● **PROBLEM DESCRIPTION**
Among the entries, find the lines with the string "functions" and copy them.

● **Collected data entries**
---------------

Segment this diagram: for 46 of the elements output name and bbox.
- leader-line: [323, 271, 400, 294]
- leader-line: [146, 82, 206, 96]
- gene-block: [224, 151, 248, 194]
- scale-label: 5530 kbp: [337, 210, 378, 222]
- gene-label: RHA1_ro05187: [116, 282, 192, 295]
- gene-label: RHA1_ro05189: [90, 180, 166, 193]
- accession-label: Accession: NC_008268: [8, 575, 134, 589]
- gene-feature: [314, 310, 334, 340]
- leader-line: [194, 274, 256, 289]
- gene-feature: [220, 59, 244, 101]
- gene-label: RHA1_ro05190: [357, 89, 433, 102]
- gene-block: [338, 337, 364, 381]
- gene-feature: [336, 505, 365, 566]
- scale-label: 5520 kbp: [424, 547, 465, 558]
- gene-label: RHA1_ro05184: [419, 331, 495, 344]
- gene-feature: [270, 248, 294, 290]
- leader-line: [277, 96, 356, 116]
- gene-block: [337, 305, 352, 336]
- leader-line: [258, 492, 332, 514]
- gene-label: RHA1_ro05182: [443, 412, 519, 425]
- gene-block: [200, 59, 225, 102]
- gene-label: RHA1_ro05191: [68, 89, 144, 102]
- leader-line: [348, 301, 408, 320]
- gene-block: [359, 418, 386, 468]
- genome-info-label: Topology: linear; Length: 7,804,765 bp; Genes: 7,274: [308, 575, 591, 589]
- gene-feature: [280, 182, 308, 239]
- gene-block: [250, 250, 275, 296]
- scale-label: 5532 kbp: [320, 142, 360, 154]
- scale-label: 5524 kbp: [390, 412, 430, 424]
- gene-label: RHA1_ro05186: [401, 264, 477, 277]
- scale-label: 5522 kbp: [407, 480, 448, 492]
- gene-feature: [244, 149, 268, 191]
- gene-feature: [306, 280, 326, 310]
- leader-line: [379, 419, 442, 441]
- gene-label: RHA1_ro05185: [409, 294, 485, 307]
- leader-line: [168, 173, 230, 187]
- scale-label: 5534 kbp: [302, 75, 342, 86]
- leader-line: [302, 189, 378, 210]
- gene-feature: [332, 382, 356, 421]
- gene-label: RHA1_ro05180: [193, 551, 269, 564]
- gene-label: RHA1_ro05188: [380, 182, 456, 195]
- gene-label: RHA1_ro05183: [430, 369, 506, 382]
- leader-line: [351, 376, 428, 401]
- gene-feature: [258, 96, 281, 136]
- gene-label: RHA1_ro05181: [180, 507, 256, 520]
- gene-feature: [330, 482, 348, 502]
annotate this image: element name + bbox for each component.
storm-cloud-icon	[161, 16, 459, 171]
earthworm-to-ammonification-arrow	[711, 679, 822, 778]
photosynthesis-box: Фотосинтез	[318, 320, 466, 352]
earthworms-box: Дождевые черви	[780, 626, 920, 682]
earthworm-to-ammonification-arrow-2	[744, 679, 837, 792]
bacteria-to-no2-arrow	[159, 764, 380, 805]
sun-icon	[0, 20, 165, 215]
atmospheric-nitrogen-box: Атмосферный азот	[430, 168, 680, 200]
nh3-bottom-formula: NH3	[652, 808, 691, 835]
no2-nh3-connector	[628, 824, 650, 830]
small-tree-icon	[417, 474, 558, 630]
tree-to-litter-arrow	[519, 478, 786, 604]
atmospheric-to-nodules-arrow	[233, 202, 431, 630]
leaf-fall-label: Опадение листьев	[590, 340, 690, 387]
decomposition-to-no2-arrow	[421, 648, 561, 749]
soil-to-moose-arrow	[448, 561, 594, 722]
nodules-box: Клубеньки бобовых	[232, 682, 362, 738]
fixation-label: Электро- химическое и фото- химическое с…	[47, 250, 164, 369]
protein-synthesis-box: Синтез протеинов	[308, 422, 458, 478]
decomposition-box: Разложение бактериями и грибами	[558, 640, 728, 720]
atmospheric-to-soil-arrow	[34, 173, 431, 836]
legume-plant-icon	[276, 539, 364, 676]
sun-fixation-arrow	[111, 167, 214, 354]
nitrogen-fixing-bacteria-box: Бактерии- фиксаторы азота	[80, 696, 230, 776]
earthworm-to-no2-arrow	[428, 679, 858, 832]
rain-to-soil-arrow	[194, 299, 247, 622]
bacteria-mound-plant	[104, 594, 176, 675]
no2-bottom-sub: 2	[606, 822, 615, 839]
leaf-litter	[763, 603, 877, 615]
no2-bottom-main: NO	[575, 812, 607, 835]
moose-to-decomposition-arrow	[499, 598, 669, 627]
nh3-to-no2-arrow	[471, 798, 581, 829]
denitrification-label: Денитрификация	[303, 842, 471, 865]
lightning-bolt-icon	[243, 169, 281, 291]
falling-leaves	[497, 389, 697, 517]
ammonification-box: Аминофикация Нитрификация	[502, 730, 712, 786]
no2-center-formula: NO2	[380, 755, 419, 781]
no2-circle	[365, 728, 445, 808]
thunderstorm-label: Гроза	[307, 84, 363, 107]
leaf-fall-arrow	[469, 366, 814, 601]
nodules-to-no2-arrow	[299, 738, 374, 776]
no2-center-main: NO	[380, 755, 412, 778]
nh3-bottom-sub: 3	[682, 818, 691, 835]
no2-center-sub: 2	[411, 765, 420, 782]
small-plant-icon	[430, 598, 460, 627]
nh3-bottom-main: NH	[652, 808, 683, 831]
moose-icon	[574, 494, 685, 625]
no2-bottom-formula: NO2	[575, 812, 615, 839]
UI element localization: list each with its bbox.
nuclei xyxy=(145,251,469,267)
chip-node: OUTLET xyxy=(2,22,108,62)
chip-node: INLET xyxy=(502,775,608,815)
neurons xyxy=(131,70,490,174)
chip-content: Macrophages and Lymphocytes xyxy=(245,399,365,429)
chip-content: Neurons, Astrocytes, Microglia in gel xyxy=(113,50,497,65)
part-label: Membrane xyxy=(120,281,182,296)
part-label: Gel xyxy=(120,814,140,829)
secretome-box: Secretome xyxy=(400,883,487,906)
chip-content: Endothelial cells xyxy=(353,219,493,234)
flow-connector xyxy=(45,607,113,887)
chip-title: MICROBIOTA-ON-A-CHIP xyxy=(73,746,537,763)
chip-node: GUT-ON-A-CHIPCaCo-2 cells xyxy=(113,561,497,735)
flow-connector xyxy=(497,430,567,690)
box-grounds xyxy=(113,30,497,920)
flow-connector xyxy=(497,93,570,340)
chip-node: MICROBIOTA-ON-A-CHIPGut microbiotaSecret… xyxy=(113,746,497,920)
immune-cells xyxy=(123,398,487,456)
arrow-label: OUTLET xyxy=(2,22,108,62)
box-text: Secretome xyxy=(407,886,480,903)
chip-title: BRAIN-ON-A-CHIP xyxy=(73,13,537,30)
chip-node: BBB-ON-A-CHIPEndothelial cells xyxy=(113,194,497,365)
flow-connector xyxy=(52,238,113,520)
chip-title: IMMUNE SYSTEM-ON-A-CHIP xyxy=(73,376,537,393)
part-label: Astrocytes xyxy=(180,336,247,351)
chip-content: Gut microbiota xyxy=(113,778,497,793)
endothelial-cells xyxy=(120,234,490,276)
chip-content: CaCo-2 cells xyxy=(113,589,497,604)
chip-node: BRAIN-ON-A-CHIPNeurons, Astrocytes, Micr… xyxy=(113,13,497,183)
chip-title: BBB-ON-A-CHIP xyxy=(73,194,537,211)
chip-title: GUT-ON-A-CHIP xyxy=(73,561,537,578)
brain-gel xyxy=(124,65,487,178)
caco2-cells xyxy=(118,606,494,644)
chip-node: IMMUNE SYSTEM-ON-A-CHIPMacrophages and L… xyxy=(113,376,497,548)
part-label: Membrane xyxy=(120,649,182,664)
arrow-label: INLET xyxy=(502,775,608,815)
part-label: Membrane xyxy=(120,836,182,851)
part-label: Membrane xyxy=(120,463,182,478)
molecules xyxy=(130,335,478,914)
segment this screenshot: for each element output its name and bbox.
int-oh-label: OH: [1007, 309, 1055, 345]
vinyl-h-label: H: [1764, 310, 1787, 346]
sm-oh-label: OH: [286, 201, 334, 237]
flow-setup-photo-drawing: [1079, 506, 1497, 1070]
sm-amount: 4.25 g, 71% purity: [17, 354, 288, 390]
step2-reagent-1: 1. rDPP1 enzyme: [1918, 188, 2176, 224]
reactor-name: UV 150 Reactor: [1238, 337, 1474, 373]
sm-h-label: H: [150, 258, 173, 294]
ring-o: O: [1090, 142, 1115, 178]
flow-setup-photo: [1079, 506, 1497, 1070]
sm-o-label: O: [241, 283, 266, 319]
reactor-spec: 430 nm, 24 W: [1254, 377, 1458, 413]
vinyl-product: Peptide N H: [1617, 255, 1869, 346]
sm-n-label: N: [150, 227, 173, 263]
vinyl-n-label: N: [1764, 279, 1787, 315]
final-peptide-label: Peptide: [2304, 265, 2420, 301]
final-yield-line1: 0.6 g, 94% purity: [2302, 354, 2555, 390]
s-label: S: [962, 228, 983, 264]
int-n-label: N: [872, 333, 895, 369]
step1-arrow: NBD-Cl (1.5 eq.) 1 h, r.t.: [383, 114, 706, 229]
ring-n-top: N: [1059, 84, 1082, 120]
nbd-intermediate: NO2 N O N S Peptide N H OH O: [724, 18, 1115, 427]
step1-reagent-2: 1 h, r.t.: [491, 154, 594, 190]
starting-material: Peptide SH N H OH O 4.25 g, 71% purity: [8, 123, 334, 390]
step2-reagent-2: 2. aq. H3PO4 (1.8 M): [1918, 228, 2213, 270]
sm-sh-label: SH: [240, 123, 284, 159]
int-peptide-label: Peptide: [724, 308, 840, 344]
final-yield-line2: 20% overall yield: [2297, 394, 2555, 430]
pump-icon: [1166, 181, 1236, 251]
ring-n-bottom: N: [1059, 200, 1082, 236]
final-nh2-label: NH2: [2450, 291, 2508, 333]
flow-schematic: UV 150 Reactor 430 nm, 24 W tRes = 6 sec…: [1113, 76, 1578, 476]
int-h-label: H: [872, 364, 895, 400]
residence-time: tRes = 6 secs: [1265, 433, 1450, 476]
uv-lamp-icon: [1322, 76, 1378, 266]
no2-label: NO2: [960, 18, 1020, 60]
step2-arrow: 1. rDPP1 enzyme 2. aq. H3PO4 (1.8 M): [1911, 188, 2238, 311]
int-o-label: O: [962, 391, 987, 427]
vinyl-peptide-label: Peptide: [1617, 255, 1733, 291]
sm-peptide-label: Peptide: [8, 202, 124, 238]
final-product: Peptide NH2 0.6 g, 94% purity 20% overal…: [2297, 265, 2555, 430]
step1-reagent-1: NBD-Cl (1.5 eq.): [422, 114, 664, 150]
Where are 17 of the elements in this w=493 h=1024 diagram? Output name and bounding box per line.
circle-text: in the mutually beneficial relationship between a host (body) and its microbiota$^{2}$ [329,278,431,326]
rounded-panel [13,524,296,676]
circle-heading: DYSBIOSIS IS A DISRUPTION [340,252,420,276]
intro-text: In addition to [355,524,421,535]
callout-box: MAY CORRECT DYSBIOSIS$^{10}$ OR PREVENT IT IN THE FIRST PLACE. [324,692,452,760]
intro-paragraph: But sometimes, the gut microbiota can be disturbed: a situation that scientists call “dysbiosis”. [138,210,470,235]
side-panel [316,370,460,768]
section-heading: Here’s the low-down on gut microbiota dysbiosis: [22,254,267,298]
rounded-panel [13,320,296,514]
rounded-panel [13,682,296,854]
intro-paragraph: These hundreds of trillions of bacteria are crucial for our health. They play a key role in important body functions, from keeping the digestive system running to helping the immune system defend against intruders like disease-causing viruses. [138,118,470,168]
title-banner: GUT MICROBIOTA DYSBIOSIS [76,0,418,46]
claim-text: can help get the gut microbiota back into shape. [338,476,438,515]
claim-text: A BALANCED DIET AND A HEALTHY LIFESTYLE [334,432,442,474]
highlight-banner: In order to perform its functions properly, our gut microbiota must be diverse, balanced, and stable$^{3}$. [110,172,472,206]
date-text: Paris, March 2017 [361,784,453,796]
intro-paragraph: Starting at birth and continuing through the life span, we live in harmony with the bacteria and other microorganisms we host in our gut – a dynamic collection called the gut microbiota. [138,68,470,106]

---------------

● **EXERCISE SOLUTION**
intro-paragraph: These hundreds of trillions of bacteria are crucial for our health. They play a key role in important body functions, from keeping the digestive system running to helping the immune system defend against intruders like disease-causing viruses. [138,118,470,168]
highlight-banner: In order to perform its functions properly, our gut microbiota must be diverse, balanced, and stable$^{3}$. [110,172,472,206]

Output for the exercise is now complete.